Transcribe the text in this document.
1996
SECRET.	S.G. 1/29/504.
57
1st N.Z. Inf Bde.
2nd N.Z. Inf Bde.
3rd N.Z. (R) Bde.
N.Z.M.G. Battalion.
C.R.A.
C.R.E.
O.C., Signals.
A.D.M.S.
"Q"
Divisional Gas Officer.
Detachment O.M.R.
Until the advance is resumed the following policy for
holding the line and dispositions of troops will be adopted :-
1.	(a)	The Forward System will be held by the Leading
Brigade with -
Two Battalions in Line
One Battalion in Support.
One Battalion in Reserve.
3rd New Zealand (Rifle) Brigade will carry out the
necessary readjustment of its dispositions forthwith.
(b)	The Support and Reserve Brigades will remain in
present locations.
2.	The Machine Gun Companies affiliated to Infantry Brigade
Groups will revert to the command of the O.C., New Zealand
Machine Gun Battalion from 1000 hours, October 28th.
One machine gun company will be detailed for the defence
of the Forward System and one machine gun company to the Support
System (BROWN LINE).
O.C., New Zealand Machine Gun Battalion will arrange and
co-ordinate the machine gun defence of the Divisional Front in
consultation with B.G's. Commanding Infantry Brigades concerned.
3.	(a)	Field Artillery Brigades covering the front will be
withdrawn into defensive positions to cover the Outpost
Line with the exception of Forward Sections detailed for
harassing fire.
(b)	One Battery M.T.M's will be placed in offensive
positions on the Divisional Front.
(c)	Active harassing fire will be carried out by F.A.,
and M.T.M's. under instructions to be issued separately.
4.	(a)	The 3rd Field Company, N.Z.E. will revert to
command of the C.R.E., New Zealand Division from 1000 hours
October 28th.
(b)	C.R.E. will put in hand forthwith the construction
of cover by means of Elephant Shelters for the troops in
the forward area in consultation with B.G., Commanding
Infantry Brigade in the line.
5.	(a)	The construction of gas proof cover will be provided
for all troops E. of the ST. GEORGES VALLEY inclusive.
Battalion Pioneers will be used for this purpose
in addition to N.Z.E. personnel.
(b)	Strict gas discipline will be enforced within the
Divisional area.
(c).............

##########

- [WRITTEN REQUEST]
Working from the listing above, pick out every line that has "hours" and copy it.

- [SOLVED EXERCISE]
Machine Gun Battalion from 1000 hours, October 28th.
command of the C.R.E., New Zealand Division from 1000 hours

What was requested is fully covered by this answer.